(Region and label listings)
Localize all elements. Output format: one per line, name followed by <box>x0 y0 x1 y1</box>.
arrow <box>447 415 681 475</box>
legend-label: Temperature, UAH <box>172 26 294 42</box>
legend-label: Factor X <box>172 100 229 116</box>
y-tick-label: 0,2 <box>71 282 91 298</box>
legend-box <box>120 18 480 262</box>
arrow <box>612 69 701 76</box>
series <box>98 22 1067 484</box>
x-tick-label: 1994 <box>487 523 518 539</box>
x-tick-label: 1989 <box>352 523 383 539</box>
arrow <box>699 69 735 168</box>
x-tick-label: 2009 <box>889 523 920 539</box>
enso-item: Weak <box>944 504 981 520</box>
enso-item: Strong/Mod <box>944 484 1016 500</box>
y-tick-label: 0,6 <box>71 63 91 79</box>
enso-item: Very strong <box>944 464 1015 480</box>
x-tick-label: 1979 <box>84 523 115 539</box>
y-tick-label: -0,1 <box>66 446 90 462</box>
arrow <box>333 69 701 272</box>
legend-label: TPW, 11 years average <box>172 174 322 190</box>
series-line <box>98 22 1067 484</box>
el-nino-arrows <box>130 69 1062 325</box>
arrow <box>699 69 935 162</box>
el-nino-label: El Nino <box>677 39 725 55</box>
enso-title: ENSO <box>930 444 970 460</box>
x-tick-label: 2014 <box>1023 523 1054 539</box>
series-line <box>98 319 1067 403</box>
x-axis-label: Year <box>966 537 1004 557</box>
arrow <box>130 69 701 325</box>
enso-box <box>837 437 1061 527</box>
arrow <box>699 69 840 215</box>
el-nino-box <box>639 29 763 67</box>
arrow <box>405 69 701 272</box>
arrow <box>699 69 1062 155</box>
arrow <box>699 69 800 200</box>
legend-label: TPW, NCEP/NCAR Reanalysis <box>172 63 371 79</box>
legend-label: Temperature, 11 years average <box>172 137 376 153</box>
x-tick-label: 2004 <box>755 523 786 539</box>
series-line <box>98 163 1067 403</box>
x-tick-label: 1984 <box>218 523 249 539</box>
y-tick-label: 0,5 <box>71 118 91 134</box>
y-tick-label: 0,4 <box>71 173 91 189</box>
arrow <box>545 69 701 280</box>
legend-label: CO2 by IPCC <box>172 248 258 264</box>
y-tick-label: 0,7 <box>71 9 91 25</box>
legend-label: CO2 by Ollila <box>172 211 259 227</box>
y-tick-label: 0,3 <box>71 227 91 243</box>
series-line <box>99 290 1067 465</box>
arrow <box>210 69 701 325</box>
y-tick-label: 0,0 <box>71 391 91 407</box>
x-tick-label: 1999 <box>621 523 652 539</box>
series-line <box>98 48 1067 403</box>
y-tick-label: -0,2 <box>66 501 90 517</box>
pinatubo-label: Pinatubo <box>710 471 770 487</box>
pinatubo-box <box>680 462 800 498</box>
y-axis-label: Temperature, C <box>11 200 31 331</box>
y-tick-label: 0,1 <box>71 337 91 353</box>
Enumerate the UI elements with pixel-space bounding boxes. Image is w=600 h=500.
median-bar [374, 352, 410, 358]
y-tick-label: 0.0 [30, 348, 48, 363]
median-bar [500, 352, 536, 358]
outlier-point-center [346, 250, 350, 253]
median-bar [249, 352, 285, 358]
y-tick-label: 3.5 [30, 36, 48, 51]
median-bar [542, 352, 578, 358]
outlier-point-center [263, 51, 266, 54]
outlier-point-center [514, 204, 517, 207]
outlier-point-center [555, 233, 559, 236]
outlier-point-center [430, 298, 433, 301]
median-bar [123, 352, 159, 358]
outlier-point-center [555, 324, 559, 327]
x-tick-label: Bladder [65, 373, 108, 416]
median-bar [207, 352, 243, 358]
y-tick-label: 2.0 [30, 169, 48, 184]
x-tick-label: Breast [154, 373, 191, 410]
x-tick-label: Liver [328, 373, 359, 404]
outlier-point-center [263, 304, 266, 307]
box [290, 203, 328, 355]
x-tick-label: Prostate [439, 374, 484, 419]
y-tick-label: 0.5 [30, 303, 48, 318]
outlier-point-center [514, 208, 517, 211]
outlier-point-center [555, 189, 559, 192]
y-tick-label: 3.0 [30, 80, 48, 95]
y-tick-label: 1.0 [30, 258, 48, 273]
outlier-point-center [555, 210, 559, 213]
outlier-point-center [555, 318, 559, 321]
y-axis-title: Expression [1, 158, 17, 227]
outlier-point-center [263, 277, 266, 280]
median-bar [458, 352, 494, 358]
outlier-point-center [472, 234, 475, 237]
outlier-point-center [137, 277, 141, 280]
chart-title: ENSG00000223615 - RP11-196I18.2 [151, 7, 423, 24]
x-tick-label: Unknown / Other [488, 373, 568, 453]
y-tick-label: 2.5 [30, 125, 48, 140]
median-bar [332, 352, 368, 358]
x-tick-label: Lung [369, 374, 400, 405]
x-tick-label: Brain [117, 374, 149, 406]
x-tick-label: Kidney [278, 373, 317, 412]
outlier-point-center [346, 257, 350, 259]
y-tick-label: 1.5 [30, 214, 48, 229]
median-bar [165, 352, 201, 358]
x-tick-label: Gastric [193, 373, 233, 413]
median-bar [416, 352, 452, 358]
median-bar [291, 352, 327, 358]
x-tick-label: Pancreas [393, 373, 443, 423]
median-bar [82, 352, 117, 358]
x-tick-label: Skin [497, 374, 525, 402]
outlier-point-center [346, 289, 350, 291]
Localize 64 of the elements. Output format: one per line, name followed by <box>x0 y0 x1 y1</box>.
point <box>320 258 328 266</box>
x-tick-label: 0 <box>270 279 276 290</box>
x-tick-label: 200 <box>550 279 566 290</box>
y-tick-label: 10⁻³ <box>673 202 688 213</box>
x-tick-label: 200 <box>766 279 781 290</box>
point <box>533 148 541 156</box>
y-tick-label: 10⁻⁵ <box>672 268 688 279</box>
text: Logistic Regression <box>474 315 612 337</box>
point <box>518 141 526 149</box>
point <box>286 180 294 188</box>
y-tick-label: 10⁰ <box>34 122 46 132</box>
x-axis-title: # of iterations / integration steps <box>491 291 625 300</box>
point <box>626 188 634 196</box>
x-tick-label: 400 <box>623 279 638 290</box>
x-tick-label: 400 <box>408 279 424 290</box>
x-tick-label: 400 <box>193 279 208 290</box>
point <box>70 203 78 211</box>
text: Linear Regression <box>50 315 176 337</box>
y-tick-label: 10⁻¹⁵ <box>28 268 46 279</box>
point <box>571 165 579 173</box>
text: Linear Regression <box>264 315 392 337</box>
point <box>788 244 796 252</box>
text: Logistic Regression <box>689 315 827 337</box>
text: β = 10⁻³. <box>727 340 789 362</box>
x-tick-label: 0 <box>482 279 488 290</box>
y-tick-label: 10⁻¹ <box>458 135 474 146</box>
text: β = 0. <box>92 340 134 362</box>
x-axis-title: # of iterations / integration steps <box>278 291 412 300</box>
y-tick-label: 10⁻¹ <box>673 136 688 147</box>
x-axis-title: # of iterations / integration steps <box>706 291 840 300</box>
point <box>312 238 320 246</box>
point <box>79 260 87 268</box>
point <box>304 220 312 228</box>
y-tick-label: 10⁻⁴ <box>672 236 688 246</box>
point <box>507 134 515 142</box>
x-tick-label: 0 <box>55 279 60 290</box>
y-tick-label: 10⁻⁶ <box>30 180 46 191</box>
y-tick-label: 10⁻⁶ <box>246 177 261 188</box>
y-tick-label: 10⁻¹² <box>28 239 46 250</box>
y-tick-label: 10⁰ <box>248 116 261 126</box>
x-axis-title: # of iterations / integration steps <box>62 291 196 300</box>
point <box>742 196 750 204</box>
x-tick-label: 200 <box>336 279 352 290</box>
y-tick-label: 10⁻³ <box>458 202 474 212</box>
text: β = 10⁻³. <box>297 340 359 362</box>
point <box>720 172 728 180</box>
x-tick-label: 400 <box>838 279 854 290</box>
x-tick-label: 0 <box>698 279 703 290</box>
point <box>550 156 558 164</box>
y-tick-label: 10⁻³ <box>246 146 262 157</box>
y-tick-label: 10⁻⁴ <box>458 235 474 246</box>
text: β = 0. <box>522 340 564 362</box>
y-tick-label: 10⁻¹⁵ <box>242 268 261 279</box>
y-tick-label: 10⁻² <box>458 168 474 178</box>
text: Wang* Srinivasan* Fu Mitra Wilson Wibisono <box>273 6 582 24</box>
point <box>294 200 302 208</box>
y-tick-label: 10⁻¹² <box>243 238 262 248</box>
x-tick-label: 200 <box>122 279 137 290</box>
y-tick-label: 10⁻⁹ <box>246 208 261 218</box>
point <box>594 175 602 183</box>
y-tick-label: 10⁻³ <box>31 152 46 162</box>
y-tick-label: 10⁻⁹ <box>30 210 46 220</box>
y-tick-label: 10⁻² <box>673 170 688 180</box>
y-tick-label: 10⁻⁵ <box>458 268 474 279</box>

**Directions for this task**
Copy the entries from the very first line through the line that contains "x-tick-label: 1994 <box>487 523 518 539</box>", reproducing each line unchanged and including that final line.

**Correct response**
Localize all elements. Output format: one per line, name followed by <box>x0 y0 x1 y1</box>.
arrow <box>447 415 681 475</box>
legend-label: Temperature, UAH <box>172 26 294 42</box>
legend-label: Factor X <box>172 100 229 116</box>
y-tick-label: 0,2 <box>71 282 91 298</box>
legend-box <box>120 18 480 262</box>
arrow <box>612 69 701 76</box>
series <box>98 22 1067 484</box>
x-tick-label: 1994 <box>487 523 518 539</box>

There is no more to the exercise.